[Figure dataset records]
-----

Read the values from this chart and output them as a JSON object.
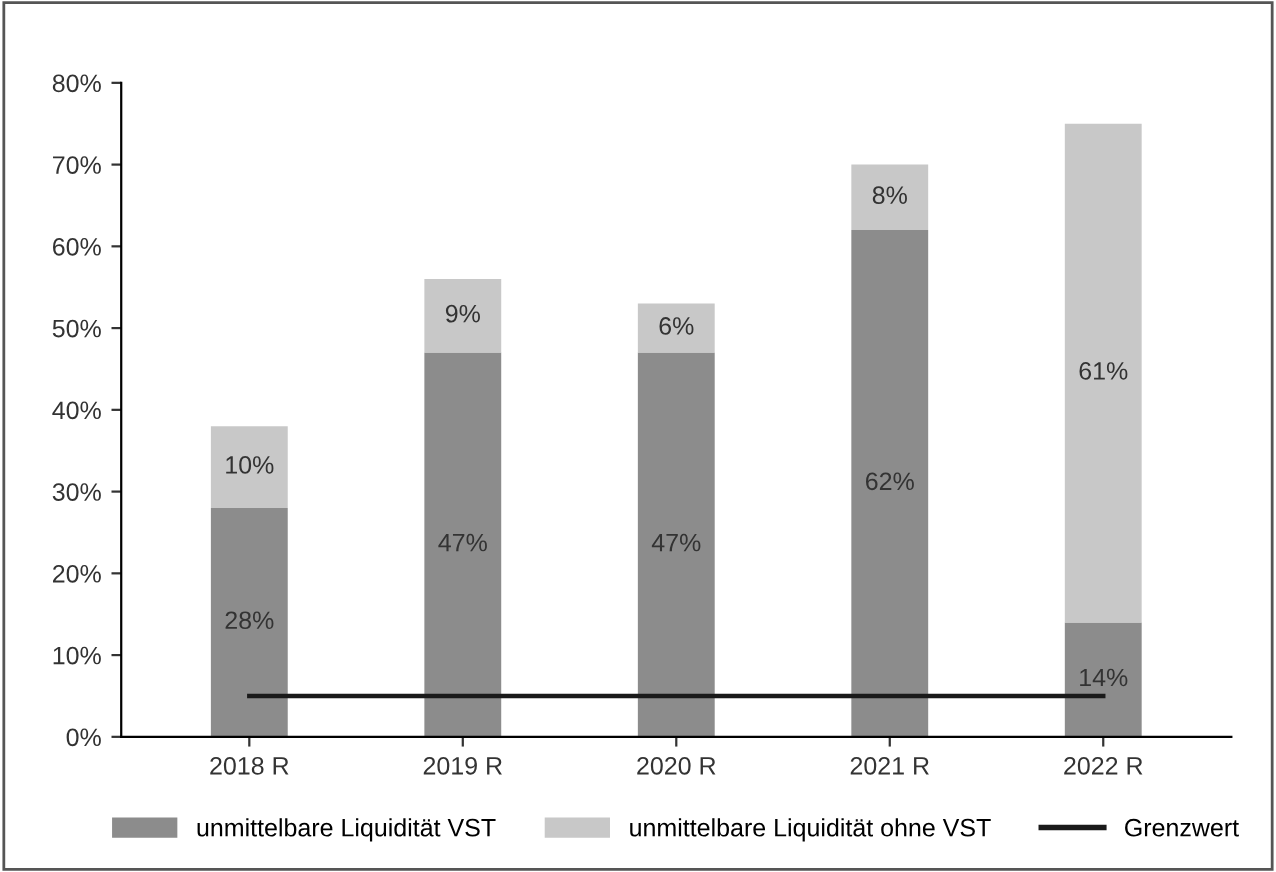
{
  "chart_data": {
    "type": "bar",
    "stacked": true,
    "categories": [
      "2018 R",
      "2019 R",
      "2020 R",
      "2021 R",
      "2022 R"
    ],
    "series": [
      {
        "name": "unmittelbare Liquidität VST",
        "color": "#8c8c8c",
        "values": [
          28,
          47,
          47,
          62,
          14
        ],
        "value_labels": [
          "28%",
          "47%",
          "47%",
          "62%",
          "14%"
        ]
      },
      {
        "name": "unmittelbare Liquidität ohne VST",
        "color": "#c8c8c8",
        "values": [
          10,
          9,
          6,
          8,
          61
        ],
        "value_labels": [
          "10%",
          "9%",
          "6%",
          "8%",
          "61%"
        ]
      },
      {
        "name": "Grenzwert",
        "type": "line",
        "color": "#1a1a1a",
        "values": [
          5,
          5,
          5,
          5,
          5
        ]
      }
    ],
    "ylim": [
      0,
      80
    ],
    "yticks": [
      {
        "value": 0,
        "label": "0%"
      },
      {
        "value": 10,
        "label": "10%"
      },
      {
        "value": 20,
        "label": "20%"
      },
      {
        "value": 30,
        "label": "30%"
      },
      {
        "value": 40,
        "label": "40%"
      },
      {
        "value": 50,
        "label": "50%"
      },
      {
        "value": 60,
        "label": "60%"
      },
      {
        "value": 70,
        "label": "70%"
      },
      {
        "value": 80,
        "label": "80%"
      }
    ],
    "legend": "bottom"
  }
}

-----

**Problem requirements**
Extract each line holding the string "Liquidität".

**Reply**
        "name": "unmittelbare Liquidität VST",
        "name": "unmittelbare Liquidität ohne VST",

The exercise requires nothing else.